# start of Listed records

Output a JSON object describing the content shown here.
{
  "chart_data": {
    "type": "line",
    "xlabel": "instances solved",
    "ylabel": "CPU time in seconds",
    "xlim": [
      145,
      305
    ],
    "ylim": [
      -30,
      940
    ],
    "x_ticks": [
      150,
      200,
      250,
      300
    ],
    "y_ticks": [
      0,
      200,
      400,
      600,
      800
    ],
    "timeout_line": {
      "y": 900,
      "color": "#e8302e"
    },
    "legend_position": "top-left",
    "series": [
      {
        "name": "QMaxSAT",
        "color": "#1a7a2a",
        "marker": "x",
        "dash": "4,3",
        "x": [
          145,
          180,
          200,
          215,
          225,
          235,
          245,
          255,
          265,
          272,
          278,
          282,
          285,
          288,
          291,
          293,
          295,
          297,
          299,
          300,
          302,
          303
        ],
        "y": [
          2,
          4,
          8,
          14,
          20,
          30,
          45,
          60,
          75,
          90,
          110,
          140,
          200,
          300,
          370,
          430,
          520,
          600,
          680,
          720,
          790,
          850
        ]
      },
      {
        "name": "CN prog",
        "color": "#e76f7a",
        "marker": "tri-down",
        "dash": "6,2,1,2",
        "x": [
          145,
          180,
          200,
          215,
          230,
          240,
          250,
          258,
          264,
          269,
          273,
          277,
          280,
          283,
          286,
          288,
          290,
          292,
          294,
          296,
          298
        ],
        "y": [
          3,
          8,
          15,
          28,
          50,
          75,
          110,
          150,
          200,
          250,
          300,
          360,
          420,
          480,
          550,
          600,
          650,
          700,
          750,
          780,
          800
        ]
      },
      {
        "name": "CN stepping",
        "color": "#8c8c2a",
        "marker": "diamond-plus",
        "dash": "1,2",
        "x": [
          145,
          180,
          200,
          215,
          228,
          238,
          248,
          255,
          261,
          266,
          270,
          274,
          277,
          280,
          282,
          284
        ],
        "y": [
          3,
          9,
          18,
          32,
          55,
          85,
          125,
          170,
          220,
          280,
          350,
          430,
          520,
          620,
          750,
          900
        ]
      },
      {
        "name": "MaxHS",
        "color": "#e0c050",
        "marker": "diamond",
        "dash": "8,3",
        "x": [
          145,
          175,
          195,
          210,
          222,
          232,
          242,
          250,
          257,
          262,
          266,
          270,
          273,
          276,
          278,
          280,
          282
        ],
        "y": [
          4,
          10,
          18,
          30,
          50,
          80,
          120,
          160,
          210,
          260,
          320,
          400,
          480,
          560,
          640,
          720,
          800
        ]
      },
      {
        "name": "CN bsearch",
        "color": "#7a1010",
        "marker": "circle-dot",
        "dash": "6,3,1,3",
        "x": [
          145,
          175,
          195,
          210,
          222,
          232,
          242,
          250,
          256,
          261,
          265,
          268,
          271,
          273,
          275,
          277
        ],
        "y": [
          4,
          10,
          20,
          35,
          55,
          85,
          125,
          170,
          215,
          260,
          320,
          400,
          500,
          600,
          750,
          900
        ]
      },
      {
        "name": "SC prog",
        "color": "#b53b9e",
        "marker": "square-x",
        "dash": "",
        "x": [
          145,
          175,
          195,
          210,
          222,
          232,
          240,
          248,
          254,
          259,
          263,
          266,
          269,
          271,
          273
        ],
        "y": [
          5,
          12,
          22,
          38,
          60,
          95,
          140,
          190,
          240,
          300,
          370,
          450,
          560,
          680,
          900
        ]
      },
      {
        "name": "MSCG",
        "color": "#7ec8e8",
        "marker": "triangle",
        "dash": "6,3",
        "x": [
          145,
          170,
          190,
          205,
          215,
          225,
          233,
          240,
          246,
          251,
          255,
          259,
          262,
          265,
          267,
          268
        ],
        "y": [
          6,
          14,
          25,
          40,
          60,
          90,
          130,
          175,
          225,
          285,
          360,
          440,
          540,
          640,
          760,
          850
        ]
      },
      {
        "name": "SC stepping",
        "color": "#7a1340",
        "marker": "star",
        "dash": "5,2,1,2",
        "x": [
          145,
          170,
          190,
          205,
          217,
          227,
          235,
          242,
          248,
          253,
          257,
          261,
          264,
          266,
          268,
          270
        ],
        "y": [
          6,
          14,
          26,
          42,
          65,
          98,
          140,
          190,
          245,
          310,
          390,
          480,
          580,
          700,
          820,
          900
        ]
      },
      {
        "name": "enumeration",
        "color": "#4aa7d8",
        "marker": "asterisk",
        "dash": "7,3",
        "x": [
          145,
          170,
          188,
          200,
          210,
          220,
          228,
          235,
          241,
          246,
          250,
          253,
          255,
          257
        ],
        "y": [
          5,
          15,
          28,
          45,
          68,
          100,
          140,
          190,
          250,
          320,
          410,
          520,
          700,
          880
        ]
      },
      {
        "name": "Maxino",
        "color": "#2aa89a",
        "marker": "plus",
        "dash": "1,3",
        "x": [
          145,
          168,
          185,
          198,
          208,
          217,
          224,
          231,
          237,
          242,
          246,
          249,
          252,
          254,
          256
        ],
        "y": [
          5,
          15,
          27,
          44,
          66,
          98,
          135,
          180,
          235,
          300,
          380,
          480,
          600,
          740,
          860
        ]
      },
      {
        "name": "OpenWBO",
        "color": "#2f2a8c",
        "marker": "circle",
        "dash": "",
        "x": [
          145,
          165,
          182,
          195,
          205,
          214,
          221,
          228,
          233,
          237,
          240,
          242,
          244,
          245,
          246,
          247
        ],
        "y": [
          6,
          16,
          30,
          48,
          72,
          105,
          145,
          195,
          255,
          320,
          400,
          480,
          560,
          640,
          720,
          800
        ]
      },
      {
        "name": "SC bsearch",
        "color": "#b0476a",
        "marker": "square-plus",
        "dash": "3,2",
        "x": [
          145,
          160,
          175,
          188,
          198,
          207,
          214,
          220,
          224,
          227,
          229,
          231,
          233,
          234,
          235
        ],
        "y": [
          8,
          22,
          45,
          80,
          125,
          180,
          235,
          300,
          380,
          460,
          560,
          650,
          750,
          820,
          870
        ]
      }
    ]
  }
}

# end of Listed records

Copy every line in the records above that contains the word "dash".

        "dash": "4,3",
        "dash": "6,2,1,2",
        "dash": "1,2",
        "dash": "8,3",
        "dash": "6,3,1,3",
        "dash": "",
        "dash": "6,3",
        "dash": "5,2,1,2",
        "dash": "7,3",
        "dash": "1,3",
        "dash": "",
        "dash": "3,2",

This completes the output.